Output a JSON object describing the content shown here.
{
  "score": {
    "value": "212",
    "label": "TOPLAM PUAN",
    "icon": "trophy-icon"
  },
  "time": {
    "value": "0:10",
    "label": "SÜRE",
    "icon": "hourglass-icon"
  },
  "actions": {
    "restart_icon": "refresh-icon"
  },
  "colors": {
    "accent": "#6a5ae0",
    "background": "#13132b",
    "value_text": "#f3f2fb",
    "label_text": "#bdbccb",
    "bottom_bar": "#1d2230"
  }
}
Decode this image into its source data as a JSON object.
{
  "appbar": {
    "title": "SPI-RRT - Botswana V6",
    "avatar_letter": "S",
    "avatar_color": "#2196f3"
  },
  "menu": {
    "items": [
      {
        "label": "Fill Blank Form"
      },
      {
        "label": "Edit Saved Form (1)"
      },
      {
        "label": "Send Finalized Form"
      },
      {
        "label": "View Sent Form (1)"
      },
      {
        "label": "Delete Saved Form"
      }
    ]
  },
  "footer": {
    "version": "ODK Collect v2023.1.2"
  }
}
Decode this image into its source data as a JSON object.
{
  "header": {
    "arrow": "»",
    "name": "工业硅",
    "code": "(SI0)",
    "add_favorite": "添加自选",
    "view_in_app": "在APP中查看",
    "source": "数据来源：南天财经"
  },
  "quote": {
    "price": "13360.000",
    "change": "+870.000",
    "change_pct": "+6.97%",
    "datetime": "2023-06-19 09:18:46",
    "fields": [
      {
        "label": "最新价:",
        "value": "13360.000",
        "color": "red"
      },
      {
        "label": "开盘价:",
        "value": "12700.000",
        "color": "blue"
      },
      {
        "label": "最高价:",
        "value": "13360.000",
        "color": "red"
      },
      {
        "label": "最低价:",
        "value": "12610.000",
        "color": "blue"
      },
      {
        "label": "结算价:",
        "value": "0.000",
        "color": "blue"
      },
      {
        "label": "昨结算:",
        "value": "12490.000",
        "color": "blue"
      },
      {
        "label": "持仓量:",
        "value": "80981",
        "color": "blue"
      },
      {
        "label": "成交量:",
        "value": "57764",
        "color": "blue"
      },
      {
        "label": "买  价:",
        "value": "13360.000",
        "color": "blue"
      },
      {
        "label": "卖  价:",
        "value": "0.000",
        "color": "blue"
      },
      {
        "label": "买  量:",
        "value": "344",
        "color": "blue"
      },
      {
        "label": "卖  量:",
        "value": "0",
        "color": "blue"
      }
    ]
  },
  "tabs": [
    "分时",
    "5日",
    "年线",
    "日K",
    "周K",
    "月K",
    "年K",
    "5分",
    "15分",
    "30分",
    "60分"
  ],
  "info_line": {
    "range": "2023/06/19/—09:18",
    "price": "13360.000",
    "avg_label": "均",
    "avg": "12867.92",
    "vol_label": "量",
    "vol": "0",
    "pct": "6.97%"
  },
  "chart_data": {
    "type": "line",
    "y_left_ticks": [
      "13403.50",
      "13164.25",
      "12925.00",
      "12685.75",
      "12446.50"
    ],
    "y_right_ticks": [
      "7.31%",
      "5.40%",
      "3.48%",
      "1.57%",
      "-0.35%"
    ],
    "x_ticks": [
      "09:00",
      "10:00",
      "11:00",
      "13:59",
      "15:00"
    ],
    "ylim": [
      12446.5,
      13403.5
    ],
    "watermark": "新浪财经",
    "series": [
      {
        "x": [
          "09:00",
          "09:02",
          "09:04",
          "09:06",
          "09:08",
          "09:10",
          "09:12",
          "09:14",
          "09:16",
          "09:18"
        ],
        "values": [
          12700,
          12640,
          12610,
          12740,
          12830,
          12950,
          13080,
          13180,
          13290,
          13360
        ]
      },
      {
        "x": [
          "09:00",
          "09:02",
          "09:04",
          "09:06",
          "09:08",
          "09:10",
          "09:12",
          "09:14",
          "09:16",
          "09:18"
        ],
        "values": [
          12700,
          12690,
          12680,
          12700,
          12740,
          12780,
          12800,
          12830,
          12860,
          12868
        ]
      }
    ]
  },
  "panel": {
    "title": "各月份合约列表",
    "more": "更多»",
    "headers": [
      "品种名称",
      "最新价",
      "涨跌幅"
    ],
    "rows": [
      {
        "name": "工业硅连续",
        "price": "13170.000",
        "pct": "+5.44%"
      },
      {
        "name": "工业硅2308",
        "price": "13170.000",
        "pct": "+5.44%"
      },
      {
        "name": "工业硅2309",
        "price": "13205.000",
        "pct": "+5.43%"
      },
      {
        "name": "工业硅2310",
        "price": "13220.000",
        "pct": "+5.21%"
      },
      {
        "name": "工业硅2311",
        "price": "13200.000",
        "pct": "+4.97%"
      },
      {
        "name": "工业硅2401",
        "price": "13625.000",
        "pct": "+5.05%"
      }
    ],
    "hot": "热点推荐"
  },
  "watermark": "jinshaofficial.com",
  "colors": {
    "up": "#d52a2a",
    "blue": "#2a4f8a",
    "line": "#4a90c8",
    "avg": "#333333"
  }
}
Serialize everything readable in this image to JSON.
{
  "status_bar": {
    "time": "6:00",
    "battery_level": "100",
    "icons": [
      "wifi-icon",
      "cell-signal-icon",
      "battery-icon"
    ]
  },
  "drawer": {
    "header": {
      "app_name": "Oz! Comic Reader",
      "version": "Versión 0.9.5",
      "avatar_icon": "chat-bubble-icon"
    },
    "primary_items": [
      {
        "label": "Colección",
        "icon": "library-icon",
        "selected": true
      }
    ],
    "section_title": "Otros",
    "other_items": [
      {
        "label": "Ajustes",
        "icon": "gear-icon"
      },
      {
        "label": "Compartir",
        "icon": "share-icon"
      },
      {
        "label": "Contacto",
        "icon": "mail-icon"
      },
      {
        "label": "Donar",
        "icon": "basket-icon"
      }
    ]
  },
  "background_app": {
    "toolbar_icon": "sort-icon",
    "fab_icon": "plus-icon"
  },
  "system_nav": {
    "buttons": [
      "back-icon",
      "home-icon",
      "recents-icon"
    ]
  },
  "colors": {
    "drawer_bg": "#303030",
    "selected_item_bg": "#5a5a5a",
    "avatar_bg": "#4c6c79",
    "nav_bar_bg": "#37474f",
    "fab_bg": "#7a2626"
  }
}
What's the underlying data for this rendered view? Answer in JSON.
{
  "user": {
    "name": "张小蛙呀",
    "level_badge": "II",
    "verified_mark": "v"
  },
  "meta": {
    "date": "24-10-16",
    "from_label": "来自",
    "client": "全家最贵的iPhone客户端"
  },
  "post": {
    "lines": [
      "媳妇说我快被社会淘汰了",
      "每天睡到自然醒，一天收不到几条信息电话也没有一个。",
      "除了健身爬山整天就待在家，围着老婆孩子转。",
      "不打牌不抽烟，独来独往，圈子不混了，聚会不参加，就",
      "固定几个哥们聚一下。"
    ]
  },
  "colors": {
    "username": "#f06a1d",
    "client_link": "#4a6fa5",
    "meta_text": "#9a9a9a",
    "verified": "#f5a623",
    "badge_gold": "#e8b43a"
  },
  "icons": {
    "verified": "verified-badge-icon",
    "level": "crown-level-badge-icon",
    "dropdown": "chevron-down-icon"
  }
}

========================================

## WHAT NEEDS TO BE DONE
Extract all of the data shown above and repeat it verbatim.

## FINAL RESULT
Output a JSON object describing the content shown here.
{
  "score": {
    "value": "212",
    "label": "TOPLAM PUAN",
    "icon": "trophy-icon"
  },
  "time": {
    "value": "0:10",
    "label": "SÜRE",
    "icon": "hourglass-icon"
  },
  "actions": {
    "restart_icon": "refresh-icon"
  },
  "colors": {
    "accent": "#6a5ae0",
    "background": "#13132b",
    "value_text": "#f3f2fb",
    "label_text": "#bdbccb",
    "bottom_bar": "#1d2230"
  }
}
Decode this image into its source data as a JSON object.
{
  "appbar": {
    "title": "SPI-RRT - Botswana V6",
    "avatar_letter": "S",
    "avatar_color": "#2196f3"
  },
  "menu": {
    "items": [
      {
        "label": "Fill Blank Form"
      },
      {
        "label": "Edit Saved Form (1)"
      },
      {
        "label": "Send Finalized Form"
      },
      {
        "label": "View Sent Form (1)"
      },
      {
        "label": "Delete Saved Form"
      }
    ]
  },
  "footer": {
    "version": "ODK Collect v2023.1.2"
  }
}
Decode this image into its source data as a JSON object.
{
  "header": {
    "arrow": "»",
    "name": "工业硅",
    "code": "(SI0)",
    "add_favorite": "添加自选",
    "view_in_app": "在APP中查看",
    "source": "数据来源：南天财经"
  },
  "quote": {
    "price": "13360.000",
    "change": "+870.000",
    "change_pct": "+6.97%",
    "datetime": "2023-06-19 09:18:46",
    "fields": [
      {
        "label": "最新价:",
        "value": "13360.000",
        "color": "red"
      },
      {
        "label": "开盘价:",
        "value": "12700.000",
        "color": "blue"
      },
      {
        "label": "最高价:",
        "value": "13360.000",
        "color": "red"
      },
      {
        "label": "最低价:",
        "value": "12610.000",
        "color": "blue"
      },
      {
        "label": "结算价:",
        "value": "0.000",
        "color": "blue"
      },
      {
        "label": "昨结算:",
        "value": "12490.000",
        "color": "blue"
      },
      {
        "label": "持仓量:",
        "value": "80981",
        "color": "blue"
      },
      {
        "label": "成交量:",
        "value": "57764",
        "color": "blue"
      },
      {
        "label": "买  价:",
        "value": "13360.000",
        "color": "blue"
      },
      {
        "label": "卖  价:",
        "value": "0.000",
        "color": "blue"
      },
      {
        "label": "买  量:",
        "value": "344",
        "color": "blue"
      },
      {
        "label": "卖  量:",
        "value": "0",
        "color": "blue"
      }
    ]
  },
  "tabs": [
    "分时",
    "5日",
    "年线",
    "日K",
    "周K",
    "月K",
    "年K",
    "5分",
    "15分",
    "30分",
    "60分"
  ],
  "info_line": {
    "range": "2023/06/19/—09:18",
    "price": "13360.000",
    "avg_label": "均",
    "avg": "12867.92",
    "vol_label": "量",
    "vol": "0",
    "pct": "6.97%"
  },
  "chart_data": {
    "type": "line",
    "y_left_ticks": [
      "13403.50",
      "13164.25",
      "12925.00",
      "12685.75",
      "12446.50"
    ],
    "y_right_ticks": [
      "7.31%",
      "5.40%",
      "3.48%",
      "1.57%",
      "-0.35%"
    ],
    "x_ticks": [
      "09:00",
      "10:00",
      "11:00",
      "13:59",
      "15:00"
    ],
    "ylim": [
      12446.5,
      13403.5
    ],
    "watermark": "新浪财经",
    "series": [
      {
        "x": [
          "09:00",
          "09:02",
          "09:04",
          "09:06",
          "09:08",
          "09:10",
          "09:12",
          "09:14",
          "09:16",
          "09:18"
        ],
        "values": [
          12700,
          12640,
          12610,
          12740,
          12830,
          12950,
          13080,
          13180,
          13290,
          13360
        ]
      },
      {
        "x": [
          "09:00",
          "09:02",
          "09:04",
          "09:06",
          "09:08",
          "09:10",
          "09:12",
          "09:14",
          "09:16",
          "09:18"
        ],
        "values": [
          12700,
          12690,
          12680,
          12700,
          12740,
          12780,
          12800,
          12830,
          12860,
          12868
        ]
      }
    ]
  },
  "panel": {
    "title": "各月份合约列表",
    "more": "更多»",
    "headers": [
      "品种名称",
      "最新价",
      "涨跌幅"
    ],
    "rows": [
      {
        "name": "工业硅连续",
        "price": "13170.000",
        "pct": "+5.44%"
      },
      {
        "name": "工业硅2308",
        "price": "13170.000",
        "pct": "+5.44%"
      },
      {
        "name": "工业硅2309",
        "price": "13205.000",
        "pct": "+5.43%"
      },
      {
        "name": "工业硅2310",
        "price": "13220.000",
        "pct": "+5.21%"
      },
      {
        "name": "工业硅2311",
        "price": "13200.000",
        "pct": "+4.97%"
      },
      {
        "name": "工业硅2401",
        "price": "13625.000",
        "pct": "+5.05%"
      }
    ],
    "hot": "热点推荐"
  },
  "watermark": "jinshaofficial.com",
  "colors": {
    "up": "#d52a2a",
    "blue": "#2a4f8a",
    "line": "#4a90c8",
    "avg": "#333333"
  }
}
Serialize everything readable in this image to JSON.
{
  "status_bar": {
    "time": "6:00",
    "battery_level": "100",
    "icons": [
      "wifi-icon",
      "cell-signal-icon",
      "battery-icon"
    ]
  },
  "drawer": {
    "header": {
      "app_name": "Oz! Comic Reader",
      "version": "Versión 0.9.5",
      "avatar_icon": "chat-bubble-icon"
    },
    "primary_items": [
      {
        "label": "Colección",
        "icon": "library-icon",
        "selected": true
      }
    ],
    "section_title": "Otros",
    "other_items": [
      {
        "label": "Ajustes",
        "icon": "gear-icon"
      },
      {
        "label": "Compartir",
        "icon": "share-icon"
      },
      {
        "label": "Contacto",
        "icon": "mail-icon"
      },
      {
        "label": "Donar",
        "icon": "basket-icon"
      }
    ]
  },
  "background_app": {
    "toolbar_icon": "sort-icon",
    "fab_icon": "plus-icon"
  },
  "system_nav": {
    "buttons": [
      "back-icon",
      "home-icon",
      "recents-icon"
    ]
  },
  "colors": {
    "drawer_bg": "#303030",
    "selected_item_bg": "#5a5a5a",
    "avatar_bg": "#4c6c79",
    "nav_bar_bg": "#37474f",
    "fab_bg": "#7a2626"
  }
}
What's the underlying data for this rendered view? Answer in JSON.
{
  "user": {
    "name": "张小蛙呀",
    "level_badge": "II",
    "verified_mark": "v"
  },
  "meta": {
    "date": "24-10-16",
    "from_label": "来自",
    "client": "全家最贵的iPhone客户端"
  },
  "post": {
    "lines": [
      "媳妇说我快被社会淘汰了",
      "每天睡到自然醒，一天收不到几条信息电话也没有一个。",
      "除了健身爬山整天就待在家，围着老婆孩子转。",
      "不打牌不抽烟，独来独往，圈子不混了，聚会不参加，就",
      "固定几个哥们聚一下。"
    ]
  },
  "colors": {
    "username": "#f06a1d",
    "client_link": "#4a6fa5",
    "meta_text": "#9a9a9a",
    "verified": "#f5a623",
    "badge_gold": "#e8b43a"
  },
  "icons": {
    "verified": "verified-badge-icon",
    "level": "crown-level-badge-icon",
    "dropdown": "chevron-down-icon"
  }
}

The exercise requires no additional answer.